**Task brief**
From the listing, collect all lines containing the word "hold".

**Record extracts**

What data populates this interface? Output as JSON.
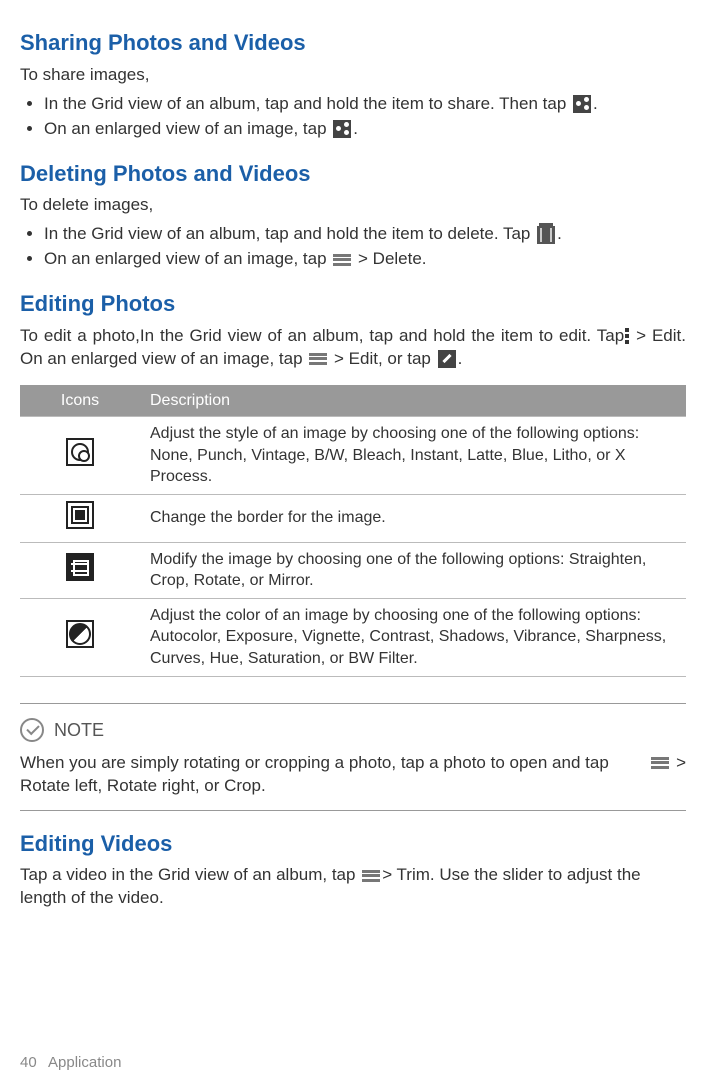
{
  "sections": {
    "sharing": {
      "heading": "Sharing Photos and Videos",
      "intro": "To share images,",
      "bullet1_a": "In the Grid view of an album, tap and hold the item to share. Then tap  ",
      "bullet1_b": ".",
      "bullet2_a": "On an enlarged view of an image, tap ",
      "bullet2_b": "."
    },
    "deleting": {
      "heading": "Deleting Photos and Videos",
      "intro": "To delete images,",
      "bullet1_a": "In the Grid view of an album, tap and hold the item to delete. Tap  ",
      "bullet1_b": ".",
      "bullet2_a": "On an enlarged view of an image, tap ",
      "bullet2_b": " > Delete."
    },
    "editing_photos": {
      "heading": "Editing Photos",
      "para_a": "To edit a photo,In the Grid view of an album, tap and hold the item to edit. Tap",
      "para_b": " > Edit. On an enlarged view of an image, tap ",
      "para_c": " > Edit, or tap ",
      "para_d": "."
    },
    "editing_videos": {
      "heading": "Editing Videos",
      "para_a": "Tap a video in the Grid view of an album, tap",
      "para_b": "> Trim. Use the slider to adjust the length of the video."
    }
  },
  "table": {
    "headers": {
      "icons": "Icons",
      "description": "Description"
    },
    "rows": [
      {
        "desc": "Adjust the style of an image by choosing one of the following options: None, Punch, Vintage, B/W, Bleach, Instant, Latte, Blue, Litho, or X Process."
      },
      {
        "desc": "Change the border for the image."
      },
      {
        "desc": "Modify the image by choosing one of the following options: Straighten, Crop, Rotate, or Mirror."
      },
      {
        "desc": "Adjust the color of an image by choosing one of the following   options: Autocolor, Exposure, Vignette, Contrast, Shadows, Vibrance, Sharpness, Curves, Hue, Saturation, or BW Filter."
      }
    ]
  },
  "note": {
    "label": "NOTE",
    "body_a": "When you are simply rotating or cropping a photo, tap a photo to open and tap",
    "body_gt": " >",
    "body_b": "Rotate left, Rotate right, or Crop."
  },
  "footer": {
    "page": "40",
    "section": "Application"
  }
}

**Solution for this task**
      "bullet1_a": "In the Grid view of an album, tap and hold the item to share. Then tap  ",
      "bullet1_a": "In the Grid view of an album, tap and hold the item to delete. Tap  ",
      "para_a": "To edit a photo,In the Grid view of an album, tap and hold the item to edit. Tap",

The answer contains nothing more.